* Exercise aim
Return the number of lines that contain the word "DATOS", and return nothing else.
====== Extracted entries ======
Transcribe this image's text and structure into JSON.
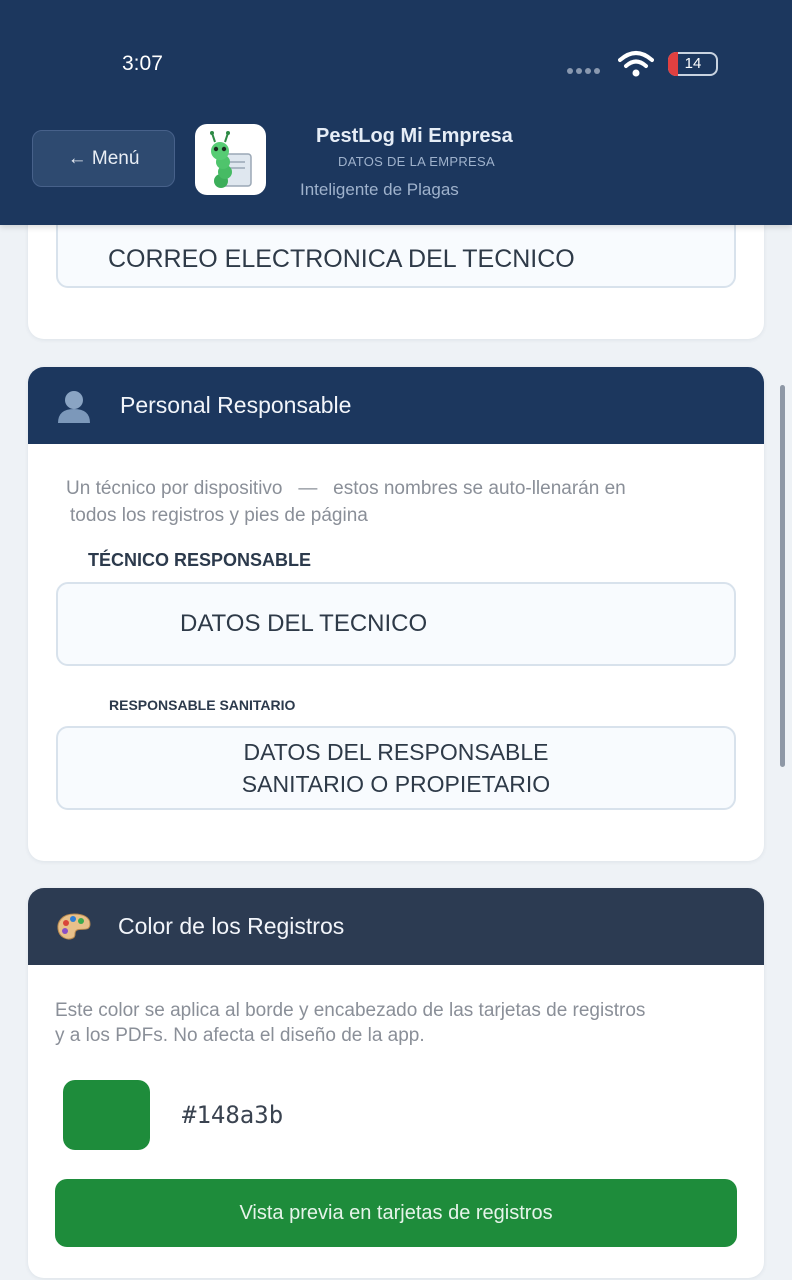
{
  "status_bar": {
    "time": "3:07",
    "battery": "14"
  },
  "header": {
    "menu_label": "← Menú",
    "app_title": "PestLog Mi Empresa",
    "app_subtitle": "DATOS DE LA EMPRESA",
    "app_tagline": "Inteligente de Plagas"
  },
  "email_card": {
    "email_value": "CORREO ELECTRONICA DEL TECNICO"
  },
  "personal_card": {
    "title": "Personal Responsable",
    "hint_line1": "Un técnico por dispositivo   —   estos nombres se auto-llenarán en",
    "hint_line2": "todos los registros y pies de página",
    "tecnico_label": "TÉCNICO RESPONSABLE",
    "tecnico_value": "DATOS DEL TECNICO",
    "sanitario_label": "RESPONSABLE SANITARIO",
    "sanitario_value": "DATOS DEL RESPONSABLE SANITARIO O PROPIETARIO"
  },
  "color_card": {
    "title": "Color de los Registros",
    "hint": "Este color se aplica al borde y encabezado de las tarjetas de registros y a los PDFs. No afecta el diseño de la app.",
    "hex_value": "#148a3b",
    "preview_label": "Vista previa en tarjetas de registros"
  },
  "colors": {
    "header_bg": "#1c375e",
    "personal_head_bg": "#1c375e",
    "color_head_bg": "#2c3b52",
    "swatch": "#1e8c3b",
    "preview_button_bg": "#1e8c3b"
  }
}
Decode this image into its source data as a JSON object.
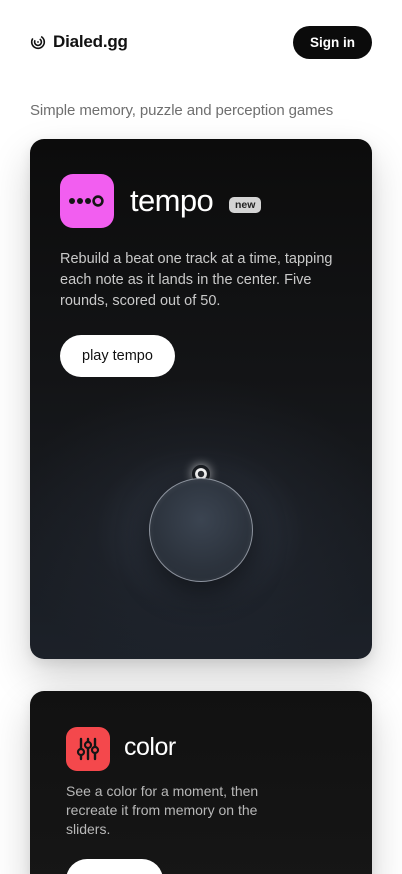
{
  "header": {
    "brand_name": "Dialed.gg",
    "sign_in_label": "Sign in"
  },
  "tagline": "Simple memory, puzzle and perception games",
  "games": {
    "tempo": {
      "title": "tempo",
      "badge": "new",
      "description": "Rebuild a beat one track at a time, tapping each note as it lands in the center. Five rounds, scored out of 50.",
      "play_label": "play tempo",
      "icon_name": "tempo-dots-icon",
      "icon_color": "#f25ef0"
    },
    "color": {
      "title": "color",
      "description": "See a color for a moment, then recreate it from memory on the sliders.",
      "icon_name": "sliders-icon",
      "icon_color": "#f4484c"
    }
  }
}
======
* Exercise solution
3